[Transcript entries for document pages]
=-=-=

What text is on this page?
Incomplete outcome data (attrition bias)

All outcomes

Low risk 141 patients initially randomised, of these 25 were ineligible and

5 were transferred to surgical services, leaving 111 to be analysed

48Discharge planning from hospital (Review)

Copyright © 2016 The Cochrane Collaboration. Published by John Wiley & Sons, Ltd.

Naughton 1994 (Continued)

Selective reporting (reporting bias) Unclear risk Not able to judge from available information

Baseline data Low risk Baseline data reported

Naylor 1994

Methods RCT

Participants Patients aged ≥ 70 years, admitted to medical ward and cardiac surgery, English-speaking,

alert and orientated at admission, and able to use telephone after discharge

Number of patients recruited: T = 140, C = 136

=-=-=

*Exercise objective:* An exact transcription of all the records is needed.

*Final answer:*
What text is on this page?
Incomplete outcome data (attrition bias)

All outcomes

Low risk 141 patients initially randomised, of these 25 were ineligible and

5 were transferred to surgical services, leaving 111 to be analysed

48Discharge planning from hospital (Review)

Copyright © 2016 The Cochrane Collaboration. Published by John Wiley & Sons, Ltd.

Naughton 1994 (Continued)

Selective reporting (reporting bias) Unclear risk Not able to judge from available information

Baseline data Low risk Baseline data reported

Naylor 1994

Methods RCT

Participants Patients aged ≥ 70 years, admitted to medical ward and cardiac surgery, English-speaking,

alert and orientated at admission, and able to use telephone after discharge

Number of patients recruited: T = 140, C = 136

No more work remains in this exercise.